Work to complete.
Scan the material for "reference". Copy every line it appears in.

=====

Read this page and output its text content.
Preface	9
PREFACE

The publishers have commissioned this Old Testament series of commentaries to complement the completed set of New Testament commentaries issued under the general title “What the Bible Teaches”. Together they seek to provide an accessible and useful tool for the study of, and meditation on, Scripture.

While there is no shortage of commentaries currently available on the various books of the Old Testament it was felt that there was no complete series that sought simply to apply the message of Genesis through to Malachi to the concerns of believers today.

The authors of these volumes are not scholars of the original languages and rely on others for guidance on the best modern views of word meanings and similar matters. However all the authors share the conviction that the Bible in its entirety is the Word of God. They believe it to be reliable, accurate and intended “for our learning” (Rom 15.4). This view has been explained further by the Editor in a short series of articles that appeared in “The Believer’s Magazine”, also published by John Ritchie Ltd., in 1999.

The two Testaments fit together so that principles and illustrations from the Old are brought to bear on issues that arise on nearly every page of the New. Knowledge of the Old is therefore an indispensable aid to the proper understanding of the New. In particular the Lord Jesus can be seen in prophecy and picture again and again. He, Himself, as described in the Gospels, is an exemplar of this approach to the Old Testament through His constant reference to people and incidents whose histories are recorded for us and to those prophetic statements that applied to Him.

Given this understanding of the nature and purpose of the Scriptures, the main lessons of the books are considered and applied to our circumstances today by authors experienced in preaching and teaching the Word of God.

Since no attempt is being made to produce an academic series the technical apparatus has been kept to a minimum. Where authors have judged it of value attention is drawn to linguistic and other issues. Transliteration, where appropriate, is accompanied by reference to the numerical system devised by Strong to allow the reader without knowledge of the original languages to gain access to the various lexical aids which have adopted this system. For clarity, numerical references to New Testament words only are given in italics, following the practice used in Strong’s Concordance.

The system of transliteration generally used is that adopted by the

=====

Answer to the problem.
The two Testaments fit together so that principles and illustrations from the Old are brought to bear on issues that arise on nearly every page of the New. Knowledge of the Old is therefore an indispensable aid to the proper understanding of the New. In particular the Lord Jesus can be seen in prophecy and picture again and again. He, Himself, as described in the Gospels, is an exemplar of this approach to the Old Testament through His constant reference to people and incidents whose histories are recorded for us and to those prophetic statements that applied to Him.
Since no attempt is being made to produce an academic series the technical apparatus has been kept to a minimum. Where authors have judged it of value attention is drawn to linguistic and other issues. Transliteration, where appropriate, is accompanied by reference to the numerical system devised by Strong to allow the reader without knowledge of the original languages to gain access to the various lexical aids which have adopted this system. For clarity, numerical references to New Testament words only are given in italics, following the practice used in Strong’s Concordance.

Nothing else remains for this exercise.